▸ **EXERCISE REQUIREMENTS**
Every entry that follows should be reproduced exactly.

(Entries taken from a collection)
-*-

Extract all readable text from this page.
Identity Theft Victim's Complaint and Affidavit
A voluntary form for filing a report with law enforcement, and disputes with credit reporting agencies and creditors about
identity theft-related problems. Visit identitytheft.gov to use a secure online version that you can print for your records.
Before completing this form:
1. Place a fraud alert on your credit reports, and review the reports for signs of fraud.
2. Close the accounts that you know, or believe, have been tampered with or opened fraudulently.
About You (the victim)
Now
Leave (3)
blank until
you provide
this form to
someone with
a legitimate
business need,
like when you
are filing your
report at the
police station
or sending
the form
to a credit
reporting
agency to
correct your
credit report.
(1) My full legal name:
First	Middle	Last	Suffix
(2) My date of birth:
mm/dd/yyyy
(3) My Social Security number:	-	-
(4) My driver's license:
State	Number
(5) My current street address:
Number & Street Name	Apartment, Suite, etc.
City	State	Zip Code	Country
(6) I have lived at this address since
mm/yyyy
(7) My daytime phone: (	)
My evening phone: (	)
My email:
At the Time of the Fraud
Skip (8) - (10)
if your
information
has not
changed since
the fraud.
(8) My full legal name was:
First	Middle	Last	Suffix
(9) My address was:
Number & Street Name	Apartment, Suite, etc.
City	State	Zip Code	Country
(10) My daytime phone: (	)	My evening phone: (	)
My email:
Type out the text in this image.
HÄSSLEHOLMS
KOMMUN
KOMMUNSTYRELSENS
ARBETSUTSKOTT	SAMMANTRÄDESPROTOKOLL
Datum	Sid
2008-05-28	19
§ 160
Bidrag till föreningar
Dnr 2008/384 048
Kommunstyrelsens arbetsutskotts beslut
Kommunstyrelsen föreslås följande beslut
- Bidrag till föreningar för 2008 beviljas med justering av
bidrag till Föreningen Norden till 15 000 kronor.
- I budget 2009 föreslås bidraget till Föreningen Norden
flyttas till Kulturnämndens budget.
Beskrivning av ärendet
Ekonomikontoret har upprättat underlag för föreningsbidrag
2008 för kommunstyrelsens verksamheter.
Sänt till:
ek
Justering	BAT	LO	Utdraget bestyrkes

-*-

▸ **COMPLETE RESPONSE**
Extract all readable text from this page.
Identity Theft Victim's Complaint and Affidavit
A voluntary form for filing a report with law enforcement, and disputes with credit reporting agencies and creditors about
identity theft-related problems. Visit identitytheft.gov to use a secure online version that you can print for your records.
Before completing this form:
1. Place a fraud alert on your credit reports, and review the reports for signs of fraud.
2. Close the accounts that you know, or believe, have been tampered with or opened fraudulently.
About You (the victim)
Now
Leave (3)
blank until
you provide
this form to
someone with
a legitimate
business need,
like when you
are filing your
report at the
police station
or sending
the form
to a credit
reporting
agency to
correct your
credit report.
(1) My full legal name:
First	Middle	Last	Suffix
(2) My date of birth:
mm/dd/yyyy
(3) My Social Security number:	-	-
(4) My driver's license:
State	Number
(5) My current street address:
Number & Street Name	Apartment, Suite, etc.
City	State	Zip Code	Country
(6) I have lived at this address since
mm/yyyy
(7) My daytime phone: (	)
My evening phone: (	)
My email:
At the Time of the Fraud
Skip (8) - (10)
if your
information
has not
changed since
the fraud.
(8) My full legal name was:
First	Middle	Last	Suffix
(9) My address was:
Number & Street Name	Apartment, Suite, etc.
City	State	Zip Code	Country
(10) My daytime phone: (	)	My evening phone: (	)
My email:
Type out the text in this image.
HÄSSLEHOLMS
KOMMUN
KOMMUNSTYRELSENS
ARBETSUTSKOTT	SAMMANTRÄDESPROTOKOLL
Datum	Sid
2008-05-28	19
§ 160
Bidrag till föreningar
Dnr 2008/384 048
Kommunstyrelsens arbetsutskotts beslut
Kommunstyrelsen föreslås följande beslut
- Bidrag till föreningar för 2008 beviljas med justering av
bidrag till Föreningen Norden till 15 000 kronor.
- I budget 2009 föreslås bidraget till Föreningen Norden
flyttas till Kulturnämndens budget.
Beskrivning av ärendet
Ekonomikontoret har upprättat underlag för föreningsbidrag
2008 för kommunstyrelsens verksamheter.
Sänt till:
ek
Justering	BAT	LO	Utdraget bestyrkes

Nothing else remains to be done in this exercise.